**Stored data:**

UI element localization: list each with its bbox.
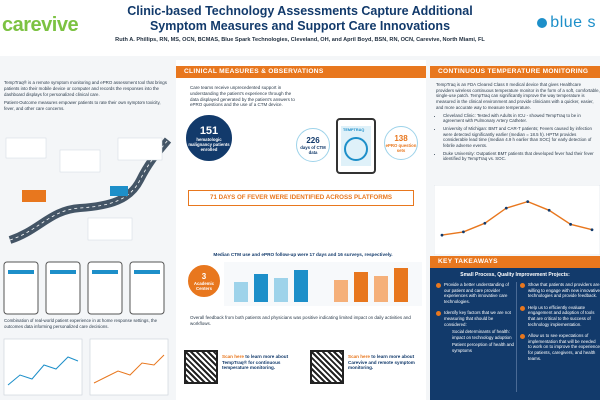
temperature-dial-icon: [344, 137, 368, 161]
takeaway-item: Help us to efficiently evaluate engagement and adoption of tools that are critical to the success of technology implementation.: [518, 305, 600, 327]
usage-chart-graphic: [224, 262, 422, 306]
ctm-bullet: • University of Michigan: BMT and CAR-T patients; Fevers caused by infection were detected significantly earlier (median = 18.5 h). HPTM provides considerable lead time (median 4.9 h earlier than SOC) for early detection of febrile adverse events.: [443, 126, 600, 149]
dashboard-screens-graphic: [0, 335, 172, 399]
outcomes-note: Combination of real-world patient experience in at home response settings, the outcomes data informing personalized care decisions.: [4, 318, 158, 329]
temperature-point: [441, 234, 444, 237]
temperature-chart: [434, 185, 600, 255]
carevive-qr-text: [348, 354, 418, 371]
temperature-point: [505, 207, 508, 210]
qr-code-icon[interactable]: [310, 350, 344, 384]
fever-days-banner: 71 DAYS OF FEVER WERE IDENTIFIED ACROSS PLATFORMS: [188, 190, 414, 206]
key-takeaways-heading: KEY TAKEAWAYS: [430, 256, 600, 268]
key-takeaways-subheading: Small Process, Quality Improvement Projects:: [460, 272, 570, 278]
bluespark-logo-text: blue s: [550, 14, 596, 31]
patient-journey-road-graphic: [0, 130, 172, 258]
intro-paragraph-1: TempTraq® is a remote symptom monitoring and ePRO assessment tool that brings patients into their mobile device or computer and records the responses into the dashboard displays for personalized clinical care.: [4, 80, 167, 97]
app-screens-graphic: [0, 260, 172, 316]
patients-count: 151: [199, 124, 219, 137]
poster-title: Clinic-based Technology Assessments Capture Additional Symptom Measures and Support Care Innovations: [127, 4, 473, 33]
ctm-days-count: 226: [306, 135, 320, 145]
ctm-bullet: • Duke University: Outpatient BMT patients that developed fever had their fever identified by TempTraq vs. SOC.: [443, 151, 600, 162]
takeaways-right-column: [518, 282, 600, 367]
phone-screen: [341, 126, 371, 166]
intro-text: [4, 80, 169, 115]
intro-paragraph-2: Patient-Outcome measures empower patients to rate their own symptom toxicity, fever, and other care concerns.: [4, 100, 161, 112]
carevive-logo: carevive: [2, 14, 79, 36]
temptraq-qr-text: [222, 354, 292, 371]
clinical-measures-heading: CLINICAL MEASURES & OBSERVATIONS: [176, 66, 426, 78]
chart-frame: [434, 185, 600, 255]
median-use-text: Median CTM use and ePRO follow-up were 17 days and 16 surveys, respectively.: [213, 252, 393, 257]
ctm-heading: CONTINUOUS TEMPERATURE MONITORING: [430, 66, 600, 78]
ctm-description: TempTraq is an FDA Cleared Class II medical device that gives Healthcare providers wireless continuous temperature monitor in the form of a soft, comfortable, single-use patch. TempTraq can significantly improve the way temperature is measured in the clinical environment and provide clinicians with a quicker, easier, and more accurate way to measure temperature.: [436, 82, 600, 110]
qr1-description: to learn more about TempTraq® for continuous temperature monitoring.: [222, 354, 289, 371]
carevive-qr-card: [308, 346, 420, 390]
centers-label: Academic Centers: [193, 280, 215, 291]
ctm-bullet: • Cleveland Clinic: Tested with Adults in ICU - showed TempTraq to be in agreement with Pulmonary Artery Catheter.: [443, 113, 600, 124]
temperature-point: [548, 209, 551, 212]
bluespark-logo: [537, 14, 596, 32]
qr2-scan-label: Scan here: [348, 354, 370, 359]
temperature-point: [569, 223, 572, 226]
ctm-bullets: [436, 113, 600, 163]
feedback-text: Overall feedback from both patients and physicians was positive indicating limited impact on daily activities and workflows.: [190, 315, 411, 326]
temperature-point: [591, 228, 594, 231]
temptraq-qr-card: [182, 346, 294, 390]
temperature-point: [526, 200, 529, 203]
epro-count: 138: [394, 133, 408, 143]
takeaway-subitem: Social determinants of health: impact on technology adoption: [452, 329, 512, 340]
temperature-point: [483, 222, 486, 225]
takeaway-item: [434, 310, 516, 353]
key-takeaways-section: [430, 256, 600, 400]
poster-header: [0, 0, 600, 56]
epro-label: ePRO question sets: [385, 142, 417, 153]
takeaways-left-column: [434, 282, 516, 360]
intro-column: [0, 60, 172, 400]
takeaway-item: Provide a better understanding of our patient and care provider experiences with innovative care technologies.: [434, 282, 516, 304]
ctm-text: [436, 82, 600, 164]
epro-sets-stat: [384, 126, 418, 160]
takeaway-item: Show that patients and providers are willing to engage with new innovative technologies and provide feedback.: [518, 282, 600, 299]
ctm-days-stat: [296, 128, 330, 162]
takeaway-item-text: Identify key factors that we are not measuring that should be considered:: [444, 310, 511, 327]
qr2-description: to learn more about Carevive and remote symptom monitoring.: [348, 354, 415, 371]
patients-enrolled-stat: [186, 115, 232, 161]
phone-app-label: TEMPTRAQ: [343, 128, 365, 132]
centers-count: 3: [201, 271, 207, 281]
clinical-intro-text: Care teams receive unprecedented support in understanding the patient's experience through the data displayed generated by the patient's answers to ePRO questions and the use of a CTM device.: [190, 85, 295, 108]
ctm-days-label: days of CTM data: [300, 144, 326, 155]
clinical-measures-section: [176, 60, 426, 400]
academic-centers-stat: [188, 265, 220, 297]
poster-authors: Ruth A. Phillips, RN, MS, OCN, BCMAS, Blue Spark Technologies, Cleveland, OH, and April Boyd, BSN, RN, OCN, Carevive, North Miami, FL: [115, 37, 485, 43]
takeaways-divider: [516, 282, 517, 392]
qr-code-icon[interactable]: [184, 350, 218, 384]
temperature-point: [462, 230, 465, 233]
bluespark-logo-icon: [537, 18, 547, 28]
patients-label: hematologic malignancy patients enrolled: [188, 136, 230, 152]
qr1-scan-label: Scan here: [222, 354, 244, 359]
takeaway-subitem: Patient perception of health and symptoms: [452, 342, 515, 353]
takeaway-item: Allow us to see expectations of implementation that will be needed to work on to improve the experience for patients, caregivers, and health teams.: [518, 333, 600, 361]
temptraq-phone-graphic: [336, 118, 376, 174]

==

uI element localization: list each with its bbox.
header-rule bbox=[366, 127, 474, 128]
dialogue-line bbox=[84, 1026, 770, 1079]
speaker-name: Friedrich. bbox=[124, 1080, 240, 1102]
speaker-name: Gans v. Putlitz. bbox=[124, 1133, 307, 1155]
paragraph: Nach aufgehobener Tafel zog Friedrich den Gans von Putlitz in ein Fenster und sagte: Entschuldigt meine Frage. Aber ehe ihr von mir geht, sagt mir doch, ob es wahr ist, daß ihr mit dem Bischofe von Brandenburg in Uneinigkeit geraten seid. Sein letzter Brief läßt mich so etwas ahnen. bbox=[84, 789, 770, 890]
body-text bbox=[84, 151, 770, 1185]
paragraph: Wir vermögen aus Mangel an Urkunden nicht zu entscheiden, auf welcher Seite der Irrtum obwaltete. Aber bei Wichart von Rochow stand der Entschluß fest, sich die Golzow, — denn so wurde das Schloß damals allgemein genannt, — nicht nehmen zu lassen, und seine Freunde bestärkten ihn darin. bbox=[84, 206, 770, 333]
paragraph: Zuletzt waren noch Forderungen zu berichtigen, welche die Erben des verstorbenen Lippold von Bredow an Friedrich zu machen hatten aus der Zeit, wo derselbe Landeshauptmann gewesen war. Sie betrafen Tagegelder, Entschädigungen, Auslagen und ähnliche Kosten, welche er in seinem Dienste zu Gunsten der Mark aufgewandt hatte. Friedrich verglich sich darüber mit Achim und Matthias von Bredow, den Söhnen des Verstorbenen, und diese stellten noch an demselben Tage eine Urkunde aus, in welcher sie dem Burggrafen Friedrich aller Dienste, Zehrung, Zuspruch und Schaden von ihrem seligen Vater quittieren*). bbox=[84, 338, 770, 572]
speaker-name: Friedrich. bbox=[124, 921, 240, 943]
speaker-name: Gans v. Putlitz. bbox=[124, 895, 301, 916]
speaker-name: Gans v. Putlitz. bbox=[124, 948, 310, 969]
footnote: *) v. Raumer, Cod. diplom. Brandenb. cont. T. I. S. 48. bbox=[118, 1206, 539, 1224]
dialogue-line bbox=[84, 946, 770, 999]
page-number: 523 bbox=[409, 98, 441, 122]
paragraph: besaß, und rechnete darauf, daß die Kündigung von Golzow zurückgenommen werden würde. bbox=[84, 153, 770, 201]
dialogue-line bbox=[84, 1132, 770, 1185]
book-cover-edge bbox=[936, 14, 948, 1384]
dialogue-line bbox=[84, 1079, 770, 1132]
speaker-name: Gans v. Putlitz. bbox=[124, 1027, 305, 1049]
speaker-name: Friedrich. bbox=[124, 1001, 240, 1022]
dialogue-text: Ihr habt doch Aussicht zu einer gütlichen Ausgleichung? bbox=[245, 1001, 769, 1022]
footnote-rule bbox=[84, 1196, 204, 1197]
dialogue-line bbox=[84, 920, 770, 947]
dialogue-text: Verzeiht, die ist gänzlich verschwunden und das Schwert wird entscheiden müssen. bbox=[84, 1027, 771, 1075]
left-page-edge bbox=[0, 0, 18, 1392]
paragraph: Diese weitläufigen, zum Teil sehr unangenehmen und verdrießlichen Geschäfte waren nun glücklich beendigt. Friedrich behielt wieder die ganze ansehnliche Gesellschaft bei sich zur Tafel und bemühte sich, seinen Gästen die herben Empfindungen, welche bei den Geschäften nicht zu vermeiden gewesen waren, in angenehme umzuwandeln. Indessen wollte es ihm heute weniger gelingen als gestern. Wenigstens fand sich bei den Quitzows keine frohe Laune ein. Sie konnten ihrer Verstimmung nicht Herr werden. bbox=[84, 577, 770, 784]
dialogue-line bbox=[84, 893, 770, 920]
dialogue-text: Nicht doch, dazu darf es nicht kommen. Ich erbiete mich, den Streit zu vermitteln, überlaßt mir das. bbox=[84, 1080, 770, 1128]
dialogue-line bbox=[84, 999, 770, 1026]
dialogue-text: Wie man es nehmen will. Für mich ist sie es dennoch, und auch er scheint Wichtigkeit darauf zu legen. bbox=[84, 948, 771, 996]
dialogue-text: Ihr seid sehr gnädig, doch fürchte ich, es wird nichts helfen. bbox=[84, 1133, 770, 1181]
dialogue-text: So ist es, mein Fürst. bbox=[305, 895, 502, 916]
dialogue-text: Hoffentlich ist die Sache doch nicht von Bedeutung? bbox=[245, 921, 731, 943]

--

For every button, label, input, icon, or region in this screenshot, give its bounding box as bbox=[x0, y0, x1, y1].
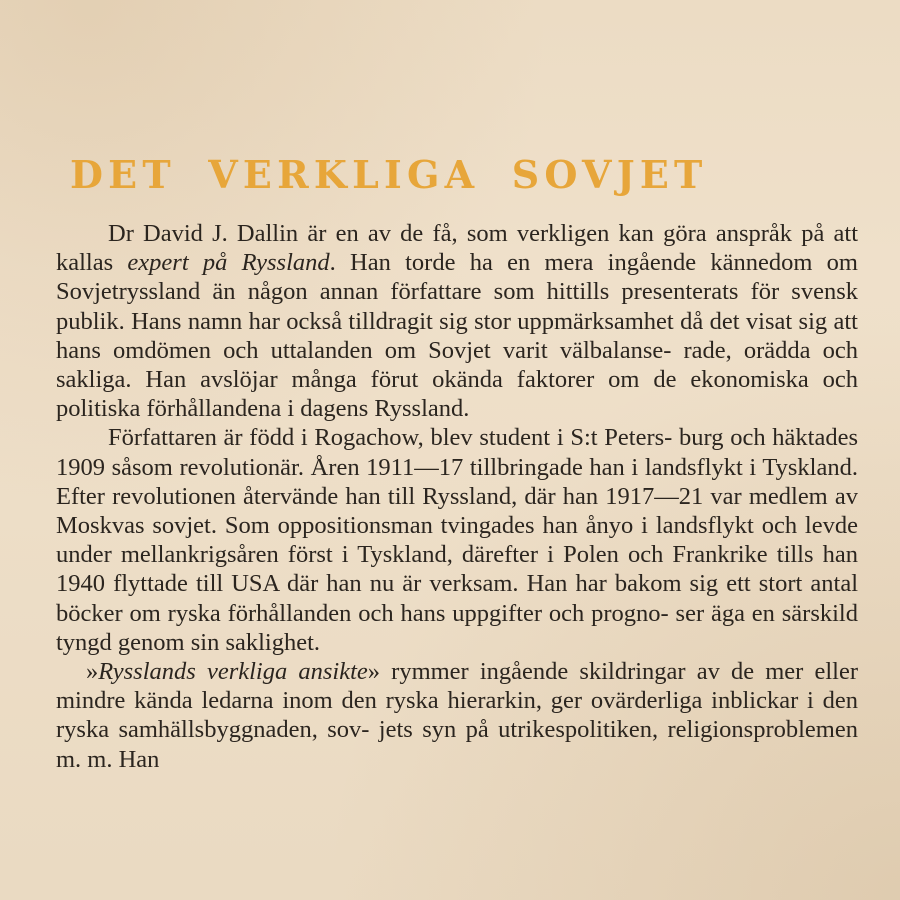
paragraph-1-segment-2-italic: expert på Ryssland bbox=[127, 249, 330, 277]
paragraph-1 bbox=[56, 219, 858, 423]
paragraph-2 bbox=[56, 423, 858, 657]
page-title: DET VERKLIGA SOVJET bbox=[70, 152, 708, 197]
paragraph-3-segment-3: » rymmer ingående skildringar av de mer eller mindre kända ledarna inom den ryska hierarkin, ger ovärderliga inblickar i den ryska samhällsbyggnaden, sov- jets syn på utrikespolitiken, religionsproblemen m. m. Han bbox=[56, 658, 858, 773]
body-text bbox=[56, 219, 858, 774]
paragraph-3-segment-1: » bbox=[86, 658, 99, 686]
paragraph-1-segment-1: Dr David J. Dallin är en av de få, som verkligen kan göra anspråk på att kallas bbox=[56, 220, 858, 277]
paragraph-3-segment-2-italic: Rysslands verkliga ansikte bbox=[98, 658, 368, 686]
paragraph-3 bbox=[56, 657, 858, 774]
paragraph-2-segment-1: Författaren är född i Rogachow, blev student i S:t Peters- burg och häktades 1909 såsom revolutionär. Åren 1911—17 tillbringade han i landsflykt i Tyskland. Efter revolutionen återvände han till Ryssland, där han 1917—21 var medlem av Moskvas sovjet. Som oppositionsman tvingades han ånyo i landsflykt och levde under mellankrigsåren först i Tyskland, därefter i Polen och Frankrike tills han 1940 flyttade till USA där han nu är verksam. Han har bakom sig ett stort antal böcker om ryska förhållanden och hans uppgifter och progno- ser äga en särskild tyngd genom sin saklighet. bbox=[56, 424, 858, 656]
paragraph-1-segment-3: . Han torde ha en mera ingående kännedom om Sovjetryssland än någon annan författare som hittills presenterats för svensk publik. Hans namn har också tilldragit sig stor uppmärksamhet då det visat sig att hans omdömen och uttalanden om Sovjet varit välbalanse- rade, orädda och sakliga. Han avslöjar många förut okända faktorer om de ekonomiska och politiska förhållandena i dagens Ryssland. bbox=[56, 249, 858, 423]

**Exercise requirements:** Look through the data and show every line containing "feedback".

**Problem solution:**
feedback-text: Overall feedback from both patients and physicians was positive indicating limited impact on daily activities and workflows.: [190, 315, 411, 326]
takeaway-item: Show that patients and providers are willing to engage with new innovative technologies and provide feedback.: [518, 282, 600, 299]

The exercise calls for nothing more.